Task material:
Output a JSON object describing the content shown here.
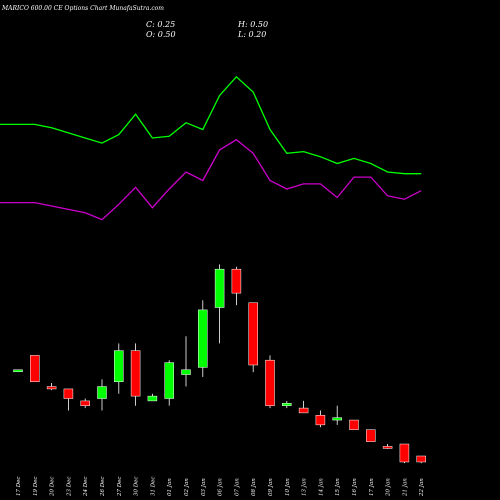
{
  "chart_data": {
    "type": "candlestick",
    "title": "MARICO 600.00 CE Options Chart MunafaSutra.com",
    "ohlc_readout": {
      "C": "C: 0.25",
      "H": "H: 0.50",
      "O": "O: 0.50",
      "L": "L: 0.20"
    },
    "colors": {
      "up": "#00ff00",
      "down": "#ff0000",
      "line_upper": "#00ff00",
      "line_lower": "#cc00cc",
      "background": "#000000",
      "doji": "#ffffff"
    },
    "categories": [
      "17 Dec",
      "19 Dec",
      "20 Dec",
      "23 Dec",
      "24 Dec",
      "26 Dec",
      "27 Dec",
      "30 Dec",
      "31 Dec",
      "01 Jan",
      "02 Jan",
      "03 Jan",
      "06 Jan",
      "07 Jan",
      "08 Jan",
      "09 Jan",
      "10 Jan",
      "13 Jan",
      "14 Jan",
      "15 Jan",
      "16 Jan",
      "17 Jan",
      "20 Jan",
      "21 Jan",
      "22 Jan"
    ],
    "candles": [
      {
        "o": 4.1,
        "h": 4.1,
        "l": 4.1,
        "c": 4.1
      },
      {
        "o": 4.7,
        "h": 4.7,
        "l": 3.6,
        "c": 3.6
      },
      {
        "o": 3.4,
        "h": 3.55,
        "l": 3.25,
        "c": 3.3
      },
      {
        "o": 3.3,
        "h": 3.3,
        "l": 2.4,
        "c": 2.9
      },
      {
        "o": 2.8,
        "h": 2.9,
        "l": 2.5,
        "c": 2.6
      },
      {
        "o": 2.9,
        "h": 3.7,
        "l": 2.4,
        "c": 3.4
      },
      {
        "o": 3.6,
        "h": 5.2,
        "l": 3.1,
        "c": 4.9
      },
      {
        "o": 4.9,
        "h": 5.2,
        "l": 2.6,
        "c": 3.0
      },
      {
        "o": 2.8,
        "h": 3.1,
        "l": 2.8,
        "c": 3.0
      },
      {
        "o": 2.9,
        "h": 4.5,
        "l": 2.6,
        "c": 4.4
      },
      {
        "o": 3.9,
        "h": 5.5,
        "l": 3.4,
        "c": 4.1
      },
      {
        "o": 4.2,
        "h": 7.0,
        "l": 3.8,
        "c": 6.6
      },
      {
        "o": 6.7,
        "h": 8.5,
        "l": 5.2,
        "c": 8.3
      },
      {
        "o": 8.3,
        "h": 8.4,
        "l": 6.8,
        "c": 7.3
      },
      {
        "o": 6.9,
        "h": 6.9,
        "l": 4.0,
        "c": 4.3
      },
      {
        "o": 4.5,
        "h": 4.7,
        "l": 2.5,
        "c": 2.6
      },
      {
        "o": 2.6,
        "h": 2.8,
        "l": 2.5,
        "c": 2.7
      },
      {
        "o": 2.5,
        "h": 2.8,
        "l": 2.3,
        "c": 2.3
      },
      {
        "o": 2.2,
        "h": 2.4,
        "l": 1.7,
        "c": 1.8
      },
      {
        "o": 2.0,
        "h": 2.6,
        "l": 1.8,
        "c": 2.1
      },
      {
        "o": 2.0,
        "h": 2.0,
        "l": 1.6,
        "c": 1.6
      },
      {
        "o": 1.6,
        "h": 1.6,
        "l": 1.1,
        "c": 1.1
      },
      {
        "o": 0.9,
        "h": 1.0,
        "l": 0.8,
        "c": 0.85
      },
      {
        "o": 1.0,
        "h": 1.0,
        "l": 0.2,
        "c": 0.25
      },
      {
        "o": 0.5,
        "h": 0.5,
        "l": 0.2,
        "c": 0.25
      }
    ],
    "price_range": [
      0.5,
      8.6
    ],
    "series": [
      {
        "color": "#00ff00",
        "values": [
          68,
          68,
          66,
          63,
          60,
          57,
          62,
          74,
          60,
          61,
          69,
          65,
          85,
          96,
          87,
          65,
          51,
          52,
          49,
          45,
          48,
          45,
          40,
          39,
          39
        ]
      },
      {
        "color": "#cc00cc",
        "values": [
          22,
          22,
          20,
          18,
          16,
          12,
          21,
          31,
          19,
          30,
          40,
          35,
          53,
          59,
          51,
          35,
          30,
          33,
          33,
          25,
          37,
          37,
          26,
          24,
          29
        ]
      }
    ],
    "line_range": [
      0,
      100
    ],
    "grid": false,
    "legend": "none"
  }
}
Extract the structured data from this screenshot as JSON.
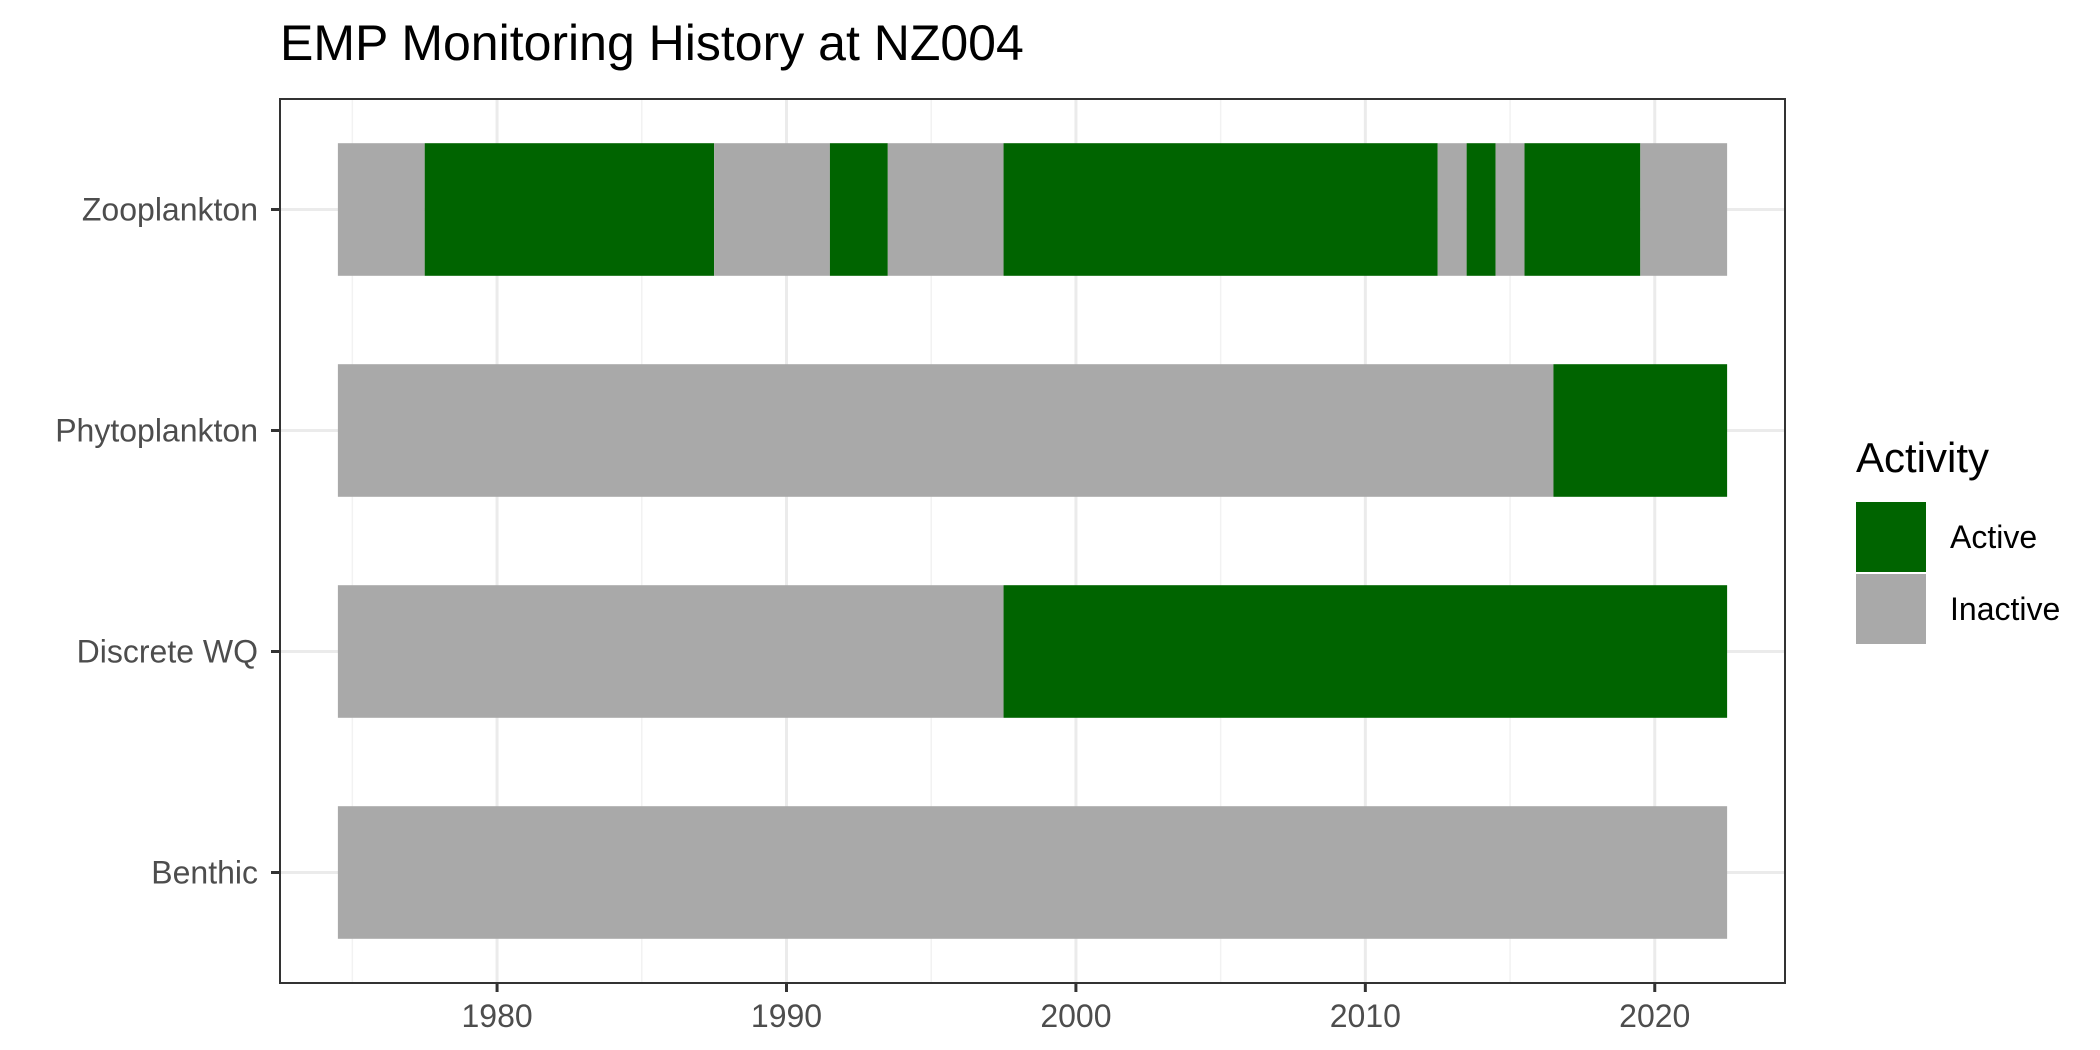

To do: Copy each line exactly, and leave the pictures out of your copy.

Worked solution:
Output a JSON object describing the content shown here.
{
  "chart_data": {
    "type": "candlestick",
    "title": "MARICO 600.00 CE Options Chart MunafaSutra.com",
    "ohlc_readout": {
      "C": "C: 0.25",
      "H": "H: 0.50",
      "O": "O: 0.50",
      "L": "L: 0.20"
    },
    "colors": {
      "up": "#00ff00",
      "down": "#ff0000",
      "line_upper": "#00ff00",
      "line_lower": "#cc00cc",
      "background": "#000000",
      "doji": "#ffffff"
    },
    "categories": [
      "17 Dec",
      "19 Dec",
      "20 Dec",
      "23 Dec",
      "24 Dec",
      "26 Dec",
      "27 Dec",
      "30 Dec",
      "31 Dec",
      "01 Jan",
      "02 Jan",
      "03 Jan",
      "06 Jan",
      "07 Jan",
      "08 Jan",
      "09 Jan",
      "10 Jan",
      "13 Jan",
      "14 Jan",
      "15 Jan",
      "16 Jan",
      "17 Jan",
      "20 Jan",
      "21 Jan",
      "22 Jan"
    ],
    "candles": [
      {
        "o": 4.1,
        "h": 4.1,
        "l": 4.1,
        "c": 4.1
      },
      {
        "o": 4.7,
        "h": 4.7,
        "l": 3.6,
        "c": 3.6
      },
      {
        "o": 3.4,
        "h": 3.55,
        "l": 3.25,
        "c": 3.3
      },
      {
        "o": 3.3,
        "h": 3.3,
        "l": 2.4,
        "c": 2.9
      },
      {
        "o": 2.8,
        "h": 2.9,
        "l": 2.5,
        "c": 2.6
      },
      {
        "o": 2.9,
        "h": 3.7,
        "l": 2.4,
        "c": 3.4
      },
      {
        "o": 3.6,
        "h": 5.2,
        "l": 3.1,
        "c": 4.9
      },
      {
        "o": 4.9,
        "h": 5.2,
        "l": 2.6,
        "c": 3.0
      },
      {
        "o": 2.8,
        "h": 3.1,
        "l": 2.8,
        "c": 3.0
      },
      {
        "o": 2.9,
        "h": 4.5,
        "l": 2.6,
        "c": 4.4
      },
      {
        "o": 3.9,
        "h": 5.5,
        "l": 3.4,
        "c": 4.1
      },
      {
        "o": 4.2,
        "h": 7.0,
        "l": 3.8,
        "c": 6.6
      },
      {
        "o": 6.7,
        "h": 8.5,
        "l": 5.2,
        "c": 8.3
      },
      {
        "o": 8.3,
        "h": 8.4,
        "l": 6.8,
        "c": 7.3
      },
      {
        "o": 6.9,
        "h": 6.9,
        "l": 4.0,
        "c": 4.3
      },
      {
        "o": 4.5,
        "h": 4.7,
        "l": 2.5,
        "c": 2.6
      },
      {
        "o": 2.6,
        "h": 2.8,
        "l": 2.5,
        "c": 2.7
      },
      {
        "o": 2.5,
        "h": 2.8,
        "l": 2.3,
        "c": 2.3
      },
      {
        "o": 2.2,
        "h": 2.4,
        "l": 1.7,
        "c": 1.8
      },
      {
        "o": 2.0,
        "h": 2.6,
        "l": 1.8,
        "c": 2.1
      },
      {
        "o": 2.0,
        "h": 2.0,
        "l": 1.6,
        "c": 1.6
      },
      {
        "o": 1.6,
        "h": 1.6,
        "l": 1.1,
        "c": 1.1
      },
      {
        "o": 0.9,
        "h": 1.0,
        "l": 0.8,
        "c": 0.85
      },
      {
        "o": 1.0,
        "h": 1.0,
        "l": 0.2,
        "c": 0.25
      },
      {
        "o": 0.5,
        "h": 0.5,
        "l": 0.2,
        "c": 0.25
      }
    ],
    "price_range": [
      0.5,
      8.6
    ],
    "series": [
      {
        "color": "#00ff00",
        "values": [
          68,
          68,
          66,
          63,
          60,
          57,
          62,
          74,
          60,
          61,
          69,
          65,
          85,
          96,
          87,
          65,
          51,
          52,
          49,
          45,
          48,
          45,
          40,
          39,
          39
        ]
      },
      {
        "color": "#cc00cc",
        "values": [
          22,
          22,
          20,
          18,
          16,
          12,
          21,
          31,
          19,
          30,
          40,
          35,
          53,
          59,
          51,
          35,
          30,
          33,
          33,
          25,
          37,
          37,
          26,
          24,
          29
        ]
      }
    ],
    "line_range": [
      0,
      100
    ],
    "grid": false,
    "legend": "none"
  }
}
Extract the structured data from this screenshot as JSON.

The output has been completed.